(Stored data)
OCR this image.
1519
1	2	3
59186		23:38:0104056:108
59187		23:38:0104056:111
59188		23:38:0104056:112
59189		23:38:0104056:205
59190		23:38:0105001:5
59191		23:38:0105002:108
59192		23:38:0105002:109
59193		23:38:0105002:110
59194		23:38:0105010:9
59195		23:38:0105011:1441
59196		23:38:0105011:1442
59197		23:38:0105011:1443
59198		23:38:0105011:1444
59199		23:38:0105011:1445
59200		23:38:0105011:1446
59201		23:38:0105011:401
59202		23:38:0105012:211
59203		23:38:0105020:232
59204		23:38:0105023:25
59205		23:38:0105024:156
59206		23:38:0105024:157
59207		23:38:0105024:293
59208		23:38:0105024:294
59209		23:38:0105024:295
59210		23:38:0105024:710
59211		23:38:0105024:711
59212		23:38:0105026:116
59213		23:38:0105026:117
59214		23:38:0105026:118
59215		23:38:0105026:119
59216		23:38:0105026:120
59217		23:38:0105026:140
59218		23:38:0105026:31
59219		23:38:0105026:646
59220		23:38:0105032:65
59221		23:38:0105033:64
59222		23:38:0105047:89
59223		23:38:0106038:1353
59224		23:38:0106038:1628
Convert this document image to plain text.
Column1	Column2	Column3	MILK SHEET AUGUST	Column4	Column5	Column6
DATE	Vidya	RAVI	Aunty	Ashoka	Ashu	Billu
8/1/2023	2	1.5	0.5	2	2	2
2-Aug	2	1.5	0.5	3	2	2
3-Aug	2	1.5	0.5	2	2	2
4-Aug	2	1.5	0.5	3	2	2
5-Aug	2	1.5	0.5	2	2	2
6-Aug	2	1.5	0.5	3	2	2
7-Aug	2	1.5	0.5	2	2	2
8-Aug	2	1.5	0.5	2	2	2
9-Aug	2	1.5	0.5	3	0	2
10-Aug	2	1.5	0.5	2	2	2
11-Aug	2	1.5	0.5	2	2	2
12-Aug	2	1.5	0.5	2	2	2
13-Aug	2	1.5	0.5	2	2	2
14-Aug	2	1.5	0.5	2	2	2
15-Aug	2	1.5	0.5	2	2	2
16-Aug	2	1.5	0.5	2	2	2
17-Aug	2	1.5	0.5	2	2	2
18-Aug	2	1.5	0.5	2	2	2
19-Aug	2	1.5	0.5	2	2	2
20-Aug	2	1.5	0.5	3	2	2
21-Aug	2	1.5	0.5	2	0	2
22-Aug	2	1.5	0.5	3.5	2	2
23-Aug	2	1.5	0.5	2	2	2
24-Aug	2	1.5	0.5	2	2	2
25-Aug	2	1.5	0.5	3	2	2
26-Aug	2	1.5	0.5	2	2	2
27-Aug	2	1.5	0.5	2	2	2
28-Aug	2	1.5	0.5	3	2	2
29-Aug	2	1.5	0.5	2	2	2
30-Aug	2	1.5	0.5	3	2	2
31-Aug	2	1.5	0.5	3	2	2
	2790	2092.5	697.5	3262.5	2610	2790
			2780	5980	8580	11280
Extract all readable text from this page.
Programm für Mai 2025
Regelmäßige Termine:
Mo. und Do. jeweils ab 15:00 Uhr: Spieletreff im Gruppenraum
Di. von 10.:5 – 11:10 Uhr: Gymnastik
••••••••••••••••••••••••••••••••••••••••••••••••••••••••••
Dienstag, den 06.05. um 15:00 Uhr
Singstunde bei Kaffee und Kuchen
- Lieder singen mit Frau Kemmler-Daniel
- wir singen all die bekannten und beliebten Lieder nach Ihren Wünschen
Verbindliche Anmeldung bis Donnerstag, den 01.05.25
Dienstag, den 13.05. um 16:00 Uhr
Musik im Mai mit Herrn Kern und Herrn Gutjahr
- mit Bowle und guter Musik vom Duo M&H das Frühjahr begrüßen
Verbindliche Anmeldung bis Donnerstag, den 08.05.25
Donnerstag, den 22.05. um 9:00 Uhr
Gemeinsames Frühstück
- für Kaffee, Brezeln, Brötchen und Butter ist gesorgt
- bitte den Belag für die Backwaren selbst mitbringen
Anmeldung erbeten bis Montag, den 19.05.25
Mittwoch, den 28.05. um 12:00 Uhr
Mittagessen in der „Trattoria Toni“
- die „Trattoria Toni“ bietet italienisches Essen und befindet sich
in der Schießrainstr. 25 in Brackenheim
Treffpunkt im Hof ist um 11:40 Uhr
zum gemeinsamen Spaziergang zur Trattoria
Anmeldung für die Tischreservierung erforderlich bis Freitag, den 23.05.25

Task requirements >> Reproduce the listing above verbatim, from first line to last.

Expected answer >>
OCR this image.
1519
1	2	3
59186		23:38:0104056:108
59187		23:38:0104056:111
59188		23:38:0104056:112
59189		23:38:0104056:205
59190		23:38:0105001:5
59191		23:38:0105002:108
59192		23:38:0105002:109
59193		23:38:0105002:110
59194		23:38:0105010:9
59195		23:38:0105011:1441
59196		23:38:0105011:1442
59197		23:38:0105011:1443
59198		23:38:0105011:1444
59199		23:38:0105011:1445
59200		23:38:0105011:1446
59201		23:38:0105011:401
59202		23:38:0105012:211
59203		23:38:0105020:232
59204		23:38:0105023:25
59205		23:38:0105024:156
59206		23:38:0105024:157
59207		23:38:0105024:293
59208		23:38:0105024:294
59209		23:38:0105024:295
59210		23:38:0105024:710
59211		23:38:0105024:711
59212		23:38:0105026:116
59213		23:38:0105026:117
59214		23:38:0105026:118
59215		23:38:0105026:119
59216		23:38:0105026:120
59217		23:38:0105026:140
59218		23:38:0105026:31
59219		23:38:0105026:646
59220		23:38:0105032:65
59221		23:38:0105033:64
59222		23:38:0105047:89
59223		23:38:0106038:1353
59224		23:38:0106038:1628
Convert this document image to plain text.
Column1	Column2	Column3	MILK SHEET AUGUST	Column4	Column5	Column6
DATE	Vidya	RAVI	Aunty	Ashoka	Ashu	Billu
8/1/2023	2	1.5	0.5	2	2	2
2-Aug	2	1.5	0.5	3	2	2
3-Aug	2	1.5	0.5	2	2	2
4-Aug	2	1.5	0.5	3	2	2
5-Aug	2	1.5	0.5	2	2	2
6-Aug	2	1.5	0.5	3	2	2
7-Aug	2	1.5	0.5	2	2	2
8-Aug	2	1.5	0.5	2	2	2
9-Aug	2	1.5	0.5	3	0	2
10-Aug	2	1.5	0.5	2	2	2
11-Aug	2	1.5	0.5	2	2	2
12-Aug	2	1.5	0.5	2	2	2
13-Aug	2	1.5	0.5	2	2	2
14-Aug	2	1.5	0.5	2	2	2
15-Aug	2	1.5	0.5	2	2	2
16-Aug	2	1.5	0.5	2	2	2
17-Aug	2	1.5	0.5	2	2	2
18-Aug	2	1.5	0.5	2	2	2
19-Aug	2	1.5	0.5	2	2	2
20-Aug	2	1.5	0.5	3	2	2
21-Aug	2	1.5	0.5	2	0	2
22-Aug	2	1.5	0.5	3.5	2	2
23-Aug	2	1.5	0.5	2	2	2
24-Aug	2	1.5	0.5	2	2	2
25-Aug	2	1.5	0.5	3	2	2
26-Aug	2	1.5	0.5	2	2	2
27-Aug	2	1.5	0.5	2	2	2
28-Aug	2	1.5	0.5	3	2	2
29-Aug	2	1.5	0.5	2	2	2
30-Aug	2	1.5	0.5	3	2	2
31-Aug	2	1.5	0.5	3	2	2
	2790	2092.5	697.5	3262.5	2610	2790
			2780	5980	8580	11280
Extract all readable text from this page.
Programm für Mai 2025
Regelmäßige Termine:
Mo. und Do. jeweils ab 15:00 Uhr: Spieletreff im Gruppenraum
Di. von 10.:5 – 11:10 Uhr: Gymnastik
••••••••••••••••••••••••••••••••••••••••••••••••••••••••••
Dienstag, den 06.05. um 15:00 Uhr
Singstunde bei Kaffee und Kuchen
- Lieder singen mit Frau Kemmler-Daniel
- wir singen all die bekannten und beliebten Lieder nach Ihren Wünschen
Verbindliche Anmeldung bis Donnerstag, den 01.05.25
Dienstag, den 13.05. um 16:00 Uhr
Musik im Mai mit Herrn Kern und Herrn Gutjahr
- mit Bowle und guter Musik vom Duo M&H das Frühjahr begrüßen
Verbindliche Anmeldung bis Donnerstag, den 08.05.25
Donnerstag, den 22.05. um 9:00 Uhr
Gemeinsames Frühstück
- für Kaffee, Brezeln, Brötchen und Butter ist gesorgt
- bitte den Belag für die Backwaren selbst mitbringen
Anmeldung erbeten bis Montag, den 19.05.25
Mittwoch, den 28.05. um 12:00 Uhr
Mittagessen in der „Trattoria Toni“
- die „Trattoria Toni“ bietet italienisches Essen und befindet sich
in der Schießrainstr. 25 in Brackenheim
Treffpunkt im Hof ist um 11:40 Uhr
zum gemeinsamen Spaziergang zur Trattoria
Anmeldung für die Tischreservierung erforderlich bis Freitag, den 23.05.25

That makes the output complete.